— begin —

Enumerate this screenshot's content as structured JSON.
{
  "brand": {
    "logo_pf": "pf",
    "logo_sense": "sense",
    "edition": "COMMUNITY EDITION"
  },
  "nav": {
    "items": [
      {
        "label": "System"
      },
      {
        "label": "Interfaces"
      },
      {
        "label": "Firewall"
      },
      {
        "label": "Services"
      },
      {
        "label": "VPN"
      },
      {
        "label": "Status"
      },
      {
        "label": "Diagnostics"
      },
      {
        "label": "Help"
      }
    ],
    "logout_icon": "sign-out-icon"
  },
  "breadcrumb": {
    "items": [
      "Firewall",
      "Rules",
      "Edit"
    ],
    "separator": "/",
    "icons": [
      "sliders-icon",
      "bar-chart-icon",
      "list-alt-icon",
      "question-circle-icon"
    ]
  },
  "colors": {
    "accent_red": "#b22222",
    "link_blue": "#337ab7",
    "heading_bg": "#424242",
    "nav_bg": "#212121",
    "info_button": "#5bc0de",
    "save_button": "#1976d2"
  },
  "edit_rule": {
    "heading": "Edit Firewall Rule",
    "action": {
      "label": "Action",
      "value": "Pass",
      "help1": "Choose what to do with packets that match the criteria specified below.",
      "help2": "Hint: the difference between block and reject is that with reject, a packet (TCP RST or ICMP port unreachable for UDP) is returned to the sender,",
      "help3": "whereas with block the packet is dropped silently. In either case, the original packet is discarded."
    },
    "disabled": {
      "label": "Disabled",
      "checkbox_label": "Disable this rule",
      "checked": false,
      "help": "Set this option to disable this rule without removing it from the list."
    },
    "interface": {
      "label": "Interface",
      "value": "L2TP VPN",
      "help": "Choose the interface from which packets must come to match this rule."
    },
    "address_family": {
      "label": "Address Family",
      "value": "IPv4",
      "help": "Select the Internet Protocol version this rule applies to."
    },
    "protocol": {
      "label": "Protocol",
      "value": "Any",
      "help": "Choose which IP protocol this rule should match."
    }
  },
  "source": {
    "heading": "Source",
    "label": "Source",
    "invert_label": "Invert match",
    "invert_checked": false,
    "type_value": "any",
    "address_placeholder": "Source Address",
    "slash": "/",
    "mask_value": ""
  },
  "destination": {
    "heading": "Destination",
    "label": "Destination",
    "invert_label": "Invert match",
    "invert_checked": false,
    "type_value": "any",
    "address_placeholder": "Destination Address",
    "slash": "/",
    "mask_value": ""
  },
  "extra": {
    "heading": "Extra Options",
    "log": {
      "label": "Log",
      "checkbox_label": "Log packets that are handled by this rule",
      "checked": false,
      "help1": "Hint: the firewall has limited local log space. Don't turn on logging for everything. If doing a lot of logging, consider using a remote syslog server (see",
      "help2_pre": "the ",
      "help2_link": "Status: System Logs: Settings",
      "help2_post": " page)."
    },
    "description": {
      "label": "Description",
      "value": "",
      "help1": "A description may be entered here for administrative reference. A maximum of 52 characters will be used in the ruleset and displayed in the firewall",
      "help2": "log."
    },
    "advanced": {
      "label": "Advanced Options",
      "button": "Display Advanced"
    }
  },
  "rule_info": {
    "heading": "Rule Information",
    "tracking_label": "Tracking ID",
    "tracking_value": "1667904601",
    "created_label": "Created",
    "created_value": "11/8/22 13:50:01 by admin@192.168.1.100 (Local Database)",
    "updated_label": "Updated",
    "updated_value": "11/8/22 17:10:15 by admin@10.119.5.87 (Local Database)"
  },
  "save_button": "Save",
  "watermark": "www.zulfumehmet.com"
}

— end —

§ **Written exercise**
Extract all of the data shown above without alteration.

§ **Final result**
Enumerate this screenshot's content as structured JSON.
{
  "brand": {
    "logo_pf": "pf",
    "logo_sense": "sense",
    "edition": "COMMUNITY EDITION"
  },
  "nav": {
    "items": [
      {
        "label": "System"
      },
      {
        "label": "Interfaces"
      },
      {
        "label": "Firewall"
      },
      {
        "label": "Services"
      },
      {
        "label": "VPN"
      },
      {
        "label": "Status"
      },
      {
        "label": "Diagnostics"
      },
      {
        "label": "Help"
      }
    ],
    "logout_icon": "sign-out-icon"
  },
  "breadcrumb": {
    "items": [
      "Firewall",
      "Rules",
      "Edit"
    ],
    "separator": "/",
    "icons": [
      "sliders-icon",
      "bar-chart-icon",
      "list-alt-icon",
      "question-circle-icon"
    ]
  },
  "colors": {
    "accent_red": "#b22222",
    "link_blue": "#337ab7",
    "heading_bg": "#424242",
    "nav_bg": "#212121",
    "info_button": "#5bc0de",
    "save_button": "#1976d2"
  },
  "edit_rule": {
    "heading": "Edit Firewall Rule",
    "action": {
      "label": "Action",
      "value": "Pass",
      "help1": "Choose what to do with packets that match the criteria specified below.",
      "help2": "Hint: the difference between block and reject is that with reject, a packet (TCP RST or ICMP port unreachable for UDP) is returned to the sender,",
      "help3": "whereas with block the packet is dropped silently. In either case, the original packet is discarded."
    },
    "disabled": {
      "label": "Disabled",
      "checkbox_label": "Disable this rule",
      "checked": false,
      "help": "Set this option to disable this rule without removing it from the list."
    },
    "interface": {
      "label": "Interface",
      "value": "L2TP VPN",
      "help": "Choose the interface from which packets must come to match this rule."
    },
    "address_family": {
      "label": "Address Family",
      "value": "IPv4",
      "help": "Select the Internet Protocol version this rule applies to."
    },
    "protocol": {
      "label": "Protocol",
      "value": "Any",
      "help": "Choose which IP protocol this rule should match."
    }
  },
  "source": {
    "heading": "Source",
    "label": "Source",
    "invert_label": "Invert match",
    "invert_checked": false,
    "type_value": "any",
    "address_placeholder": "Source Address",
    "slash": "/",
    "mask_value": ""
  },
  "destination": {
    "heading": "Destination",
    "label": "Destination",
    "invert_label": "Invert match",
    "invert_checked": false,
    "type_value": "any",
    "address_placeholder": "Destination Address",
    "slash": "/",
    "mask_value": ""
  },
  "extra": {
    "heading": "Extra Options",
    "log": {
      "label": "Log",
      "checkbox_label": "Log packets that are handled by this rule",
      "checked": false,
      "help1": "Hint: the firewall has limited local log space. Don't turn on logging for everything. If doing a lot of logging, consider using a remote syslog server (see",
      "help2_pre": "the ",
      "help2_link": "Status: System Logs: Settings",
      "help2_post": " page)."
    },
    "description": {
      "label": "Description",
      "value": "",
      "help1": "A description may be entered here for administrative reference. A maximum of 52 characters will be used in the ruleset and displayed in the firewall",
      "help2": "log."
    },
    "advanced": {
      "label": "Advanced Options",
      "button": "Display Advanced"
    }
  },
  "rule_info": {
    "heading": "Rule Information",
    "tracking_label": "Tracking ID",
    "tracking_value": "1667904601",
    "created_label": "Created",
    "created_value": "11/8/22 13:50:01 by admin@192.168.1.100 (Local Database)",
    "updated_label": "Updated",
    "updated_value": "11/8/22 17:10:15 by admin@10.119.5.87 (Local Database)"
  },
  "save_button": "Save",
  "watermark": "www.zulfumehmet.com"
}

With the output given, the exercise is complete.